▶ _SHORT EXERCISE_:
Output the lines that follow exactly as they are.

▶ _MATERIAL FOR THIS EXERCISE_:

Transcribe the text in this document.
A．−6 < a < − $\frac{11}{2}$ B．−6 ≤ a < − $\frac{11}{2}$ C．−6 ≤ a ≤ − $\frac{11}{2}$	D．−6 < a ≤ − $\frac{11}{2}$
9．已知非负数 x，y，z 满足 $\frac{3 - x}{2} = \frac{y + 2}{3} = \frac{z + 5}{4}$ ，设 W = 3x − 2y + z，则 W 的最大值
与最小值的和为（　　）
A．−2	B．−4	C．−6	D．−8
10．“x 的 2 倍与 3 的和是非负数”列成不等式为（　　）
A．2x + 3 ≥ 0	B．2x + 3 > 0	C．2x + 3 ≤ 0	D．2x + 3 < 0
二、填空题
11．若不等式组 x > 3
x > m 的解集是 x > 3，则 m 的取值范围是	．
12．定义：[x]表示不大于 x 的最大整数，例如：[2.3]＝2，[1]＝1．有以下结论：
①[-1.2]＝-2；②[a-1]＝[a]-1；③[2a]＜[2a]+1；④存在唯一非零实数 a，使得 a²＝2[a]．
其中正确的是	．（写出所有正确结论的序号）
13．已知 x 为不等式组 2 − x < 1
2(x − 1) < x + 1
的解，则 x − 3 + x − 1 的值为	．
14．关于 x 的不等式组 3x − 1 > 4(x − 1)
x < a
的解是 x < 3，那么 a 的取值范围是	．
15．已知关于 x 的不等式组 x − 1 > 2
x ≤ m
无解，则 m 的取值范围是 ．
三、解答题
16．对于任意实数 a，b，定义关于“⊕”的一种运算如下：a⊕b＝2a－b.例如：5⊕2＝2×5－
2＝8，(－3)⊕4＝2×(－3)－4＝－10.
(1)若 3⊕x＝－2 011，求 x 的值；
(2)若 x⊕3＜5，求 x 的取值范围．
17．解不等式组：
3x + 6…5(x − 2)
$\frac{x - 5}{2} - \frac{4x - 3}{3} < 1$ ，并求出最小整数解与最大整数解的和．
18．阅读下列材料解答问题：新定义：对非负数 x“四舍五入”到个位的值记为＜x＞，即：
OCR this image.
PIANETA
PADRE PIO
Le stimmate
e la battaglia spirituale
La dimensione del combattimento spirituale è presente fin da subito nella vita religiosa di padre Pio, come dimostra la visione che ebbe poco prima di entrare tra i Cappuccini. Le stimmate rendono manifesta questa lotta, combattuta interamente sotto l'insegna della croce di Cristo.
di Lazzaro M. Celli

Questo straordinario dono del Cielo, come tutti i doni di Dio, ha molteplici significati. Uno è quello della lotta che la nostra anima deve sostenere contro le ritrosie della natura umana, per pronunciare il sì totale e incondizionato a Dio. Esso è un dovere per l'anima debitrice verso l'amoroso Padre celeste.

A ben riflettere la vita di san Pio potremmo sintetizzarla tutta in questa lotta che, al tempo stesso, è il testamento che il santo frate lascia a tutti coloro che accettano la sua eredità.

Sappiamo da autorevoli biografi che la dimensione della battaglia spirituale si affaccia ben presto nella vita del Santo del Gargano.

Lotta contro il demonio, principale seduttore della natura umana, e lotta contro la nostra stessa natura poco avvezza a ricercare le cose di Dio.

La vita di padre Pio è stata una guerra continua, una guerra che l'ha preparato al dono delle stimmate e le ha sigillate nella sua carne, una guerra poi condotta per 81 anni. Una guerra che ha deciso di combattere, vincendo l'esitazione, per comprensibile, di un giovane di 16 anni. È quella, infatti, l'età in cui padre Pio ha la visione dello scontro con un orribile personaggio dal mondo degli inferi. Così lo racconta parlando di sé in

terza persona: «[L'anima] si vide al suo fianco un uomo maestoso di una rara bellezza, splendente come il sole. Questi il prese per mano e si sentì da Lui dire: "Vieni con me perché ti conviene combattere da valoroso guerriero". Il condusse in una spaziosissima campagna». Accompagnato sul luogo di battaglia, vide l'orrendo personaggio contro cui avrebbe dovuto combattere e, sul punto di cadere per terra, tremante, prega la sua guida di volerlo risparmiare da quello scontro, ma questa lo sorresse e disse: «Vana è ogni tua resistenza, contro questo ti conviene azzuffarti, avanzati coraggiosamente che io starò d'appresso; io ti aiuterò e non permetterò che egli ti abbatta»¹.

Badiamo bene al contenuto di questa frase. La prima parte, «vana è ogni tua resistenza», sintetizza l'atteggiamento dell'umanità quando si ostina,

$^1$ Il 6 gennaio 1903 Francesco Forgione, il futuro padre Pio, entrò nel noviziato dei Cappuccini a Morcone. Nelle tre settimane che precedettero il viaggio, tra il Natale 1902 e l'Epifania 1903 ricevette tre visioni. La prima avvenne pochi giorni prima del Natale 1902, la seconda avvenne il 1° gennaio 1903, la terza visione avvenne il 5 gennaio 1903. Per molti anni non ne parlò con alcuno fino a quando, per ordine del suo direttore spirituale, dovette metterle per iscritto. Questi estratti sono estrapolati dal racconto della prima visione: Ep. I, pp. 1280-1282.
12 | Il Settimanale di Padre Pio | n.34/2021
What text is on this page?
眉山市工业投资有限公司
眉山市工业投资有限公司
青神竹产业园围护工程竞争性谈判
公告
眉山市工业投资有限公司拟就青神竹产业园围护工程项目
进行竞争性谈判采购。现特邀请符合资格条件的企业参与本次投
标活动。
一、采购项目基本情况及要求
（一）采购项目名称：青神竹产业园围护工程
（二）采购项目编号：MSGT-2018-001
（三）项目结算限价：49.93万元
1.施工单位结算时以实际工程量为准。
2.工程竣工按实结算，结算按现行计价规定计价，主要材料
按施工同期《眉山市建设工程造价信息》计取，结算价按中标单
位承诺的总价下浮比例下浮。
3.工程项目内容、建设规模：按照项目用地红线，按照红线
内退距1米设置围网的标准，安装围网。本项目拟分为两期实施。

▶ _ANSWER TO THIS TASK_:
Transcribe the text in this document.
A．−6 < a < − $\frac{11}{2}$ B．−6 ≤ a < − $\frac{11}{2}$ C．−6 ≤ a ≤ − $\frac{11}{2}$	D．−6 < a ≤ − $\frac{11}{2}$
9．已知非负数 x，y，z 满足 $\frac{3 - x}{2} = \frac{y + 2}{3} = \frac{z + 5}{4}$ ，设 W = 3x − 2y + z，则 W 的最大值
与最小值的和为（　　）
A．−2	B．−4	C．−6	D．−8
10．“x 的 2 倍与 3 的和是非负数”列成不等式为（　　）
A．2x + 3 ≥ 0	B．2x + 3 > 0	C．2x + 3 ≤ 0	D．2x + 3 < 0
二、填空题
11．若不等式组 x > 3
x > m 的解集是 x > 3，则 m 的取值范围是	．
12．定义：[x]表示不大于 x 的最大整数，例如：[2.3]＝2，[1]＝1．有以下结论：
①[-1.2]＝-2；②[a-1]＝[a]-1；③[2a]＜[2a]+1；④存在唯一非零实数 a，使得 a²＝2[a]．
其中正确的是	．（写出所有正确结论的序号）
13．已知 x 为不等式组 2 − x < 1
2(x − 1) < x + 1
的解，则 x − 3 + x − 1 的值为	．
14．关于 x 的不等式组 3x − 1 > 4(x − 1)
x < a
的解是 x < 3，那么 a 的取值范围是	．
15．已知关于 x 的不等式组 x − 1 > 2
x ≤ m
无解，则 m 的取值范围是 ．
三、解答题
16．对于任意实数 a，b，定义关于“⊕”的一种运算如下：a⊕b＝2a－b.例如：5⊕2＝2×5－
2＝8，(－3)⊕4＝2×(－3)－4＝－10.
(1)若 3⊕x＝－2 011，求 x 的值；
(2)若 x⊕3＜5，求 x 的取值范围．
17．解不等式组：
3x + 6…5(x − 2)
$\frac{x - 5}{2} - \frac{4x - 3}{3} < 1$ ，并求出最小整数解与最大整数解的和．
18．阅读下列材料解答问题：新定义：对非负数 x“四舍五入”到个位的值记为＜x＞，即：
OCR this image.
PIANETA
PADRE PIO
Le stimmate
e la battaglia spirituale
La dimensione del combattimento spirituale è presente fin da subito nella vita religiosa di padre Pio, come dimostra la visione che ebbe poco prima di entrare tra i Cappuccini. Le stimmate rendono manifesta questa lotta, combattuta interamente sotto l'insegna della croce di Cristo.
di Lazzaro M. Celli

Questo straordinario dono del Cielo, come tutti i doni di Dio, ha molteplici significati. Uno è quello della lotta che la nostra anima deve sostenere contro le ritrosie della natura umana, per pronunciare il sì totale e incondizionato a Dio. Esso è un dovere per l'anima debitrice verso l'amoroso Padre celeste.

A ben riflettere la vita di san Pio potremmo sintetizzarla tutta in questa lotta che, al tempo stesso, è il testamento che il santo frate lascia a tutti coloro che accettano la sua eredità.

Sappiamo da autorevoli biografi che la dimensione della battaglia spirituale si affaccia ben presto nella vita del Santo del Gargano.

Lotta contro il demonio, principale seduttore della natura umana, e lotta contro la nostra stessa natura poco avvezza a ricercare le cose di Dio.

La vita di padre Pio è stata una guerra continua, una guerra che l'ha preparato al dono delle stimmate e le ha sigillate nella sua carne, una guerra poi condotta per 81 anni. Una guerra che ha deciso di combattere, vincendo l'esitazione, per comprensibile, di un giovane di 16 anni. È quella, infatti, l'età in cui padre Pio ha la visione dello scontro con un orribile personaggio dal mondo degli inferi. Così lo racconta parlando di sé in

terza persona: «[L'anima] si vide al suo fianco un uomo maestoso di una rara bellezza, splendente come il sole. Questi il prese per mano e si sentì da Lui dire: "Vieni con me perché ti conviene combattere da valoroso guerriero". Il condusse in una spaziosissima campagna». Accompagnato sul luogo di battaglia, vide l'orrendo personaggio contro cui avrebbe dovuto combattere e, sul punto di cadere per terra, tremante, prega la sua guida di volerlo risparmiare da quello scontro, ma questa lo sorresse e disse: «Vana è ogni tua resistenza, contro questo ti conviene azzuffarti, avanzati coraggiosamente che io starò d'appresso; io ti aiuterò e non permetterò che egli ti abbatta»¹.

Badiamo bene al contenuto di questa frase. La prima parte, «vana è ogni tua resistenza», sintetizza l'atteggiamento dell'umanità quando si ostina,

$^1$ Il 6 gennaio 1903 Francesco Forgione, il futuro padre Pio, entrò nel noviziato dei Cappuccini a Morcone. Nelle tre settimane che precedettero il viaggio, tra il Natale 1902 e l'Epifania 1903 ricevette tre visioni. La prima avvenne pochi giorni prima del Natale 1902, la seconda avvenne il 1° gennaio 1903, la terza visione avvenne il 5 gennaio 1903. Per molti anni non ne parlò con alcuno fino a quando, per ordine del suo direttore spirituale, dovette metterle per iscritto. Questi estratti sono estrapolati dal racconto della prima visione: Ep. I, pp. 1280-1282.
12 | Il Settimanale di Padre Pio | n.34/2021
What text is on this page?
眉山市工业投资有限公司
眉山市工业投资有限公司
青神竹产业园围护工程竞争性谈判
公告
眉山市工业投资有限公司拟就青神竹产业园围护工程项目
进行竞争性谈判采购。现特邀请符合资格条件的企业参与本次投
标活动。
一、采购项目基本情况及要求
（一）采购项目名称：青神竹产业园围护工程
（二）采购项目编号：MSGT-2018-001
（三）项目结算限价：49.93万元
1.施工单位结算时以实际工程量为准。
2.工程竣工按实结算，结算按现行计价规定计价，主要材料
按施工同期《眉山市建设工程造价信息》计取，结算价按中标单
位承诺的总价下浮比例下浮。
3.工程项目内容、建设规模：按照项目用地红线，按照红线
内退距1米设置围网的标准，安装围网。本项目拟分为两期实施。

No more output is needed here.